> [Directions]: Which lines hold the word "tokens"? Copy each one.

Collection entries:
◆ ◆ ◆ ◆ ◆ ◆ ◆
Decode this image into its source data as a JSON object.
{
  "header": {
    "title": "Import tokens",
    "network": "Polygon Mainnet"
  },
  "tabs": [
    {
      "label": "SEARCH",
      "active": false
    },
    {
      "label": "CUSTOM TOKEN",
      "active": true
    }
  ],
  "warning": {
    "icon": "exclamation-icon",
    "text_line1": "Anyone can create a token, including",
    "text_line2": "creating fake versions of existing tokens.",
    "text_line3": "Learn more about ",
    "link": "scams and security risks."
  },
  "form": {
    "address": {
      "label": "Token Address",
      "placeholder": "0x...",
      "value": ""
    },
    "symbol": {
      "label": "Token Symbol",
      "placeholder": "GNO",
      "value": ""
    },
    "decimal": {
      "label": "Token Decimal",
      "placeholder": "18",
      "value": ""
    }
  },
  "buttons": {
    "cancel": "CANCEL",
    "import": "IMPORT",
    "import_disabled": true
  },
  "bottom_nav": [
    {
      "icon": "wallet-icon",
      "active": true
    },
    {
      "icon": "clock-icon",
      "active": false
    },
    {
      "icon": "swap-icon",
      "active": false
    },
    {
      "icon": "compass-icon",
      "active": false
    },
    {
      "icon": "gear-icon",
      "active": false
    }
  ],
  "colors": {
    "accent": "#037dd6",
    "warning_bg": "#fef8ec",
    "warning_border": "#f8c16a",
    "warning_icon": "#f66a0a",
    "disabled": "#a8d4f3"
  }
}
◆ ◆ ◆ ◆ ◆ ◆ ◆
> [Completed exercise]:
    "title": "Import tokens",
    "text_line2": "creating fake versions of existing tokens.",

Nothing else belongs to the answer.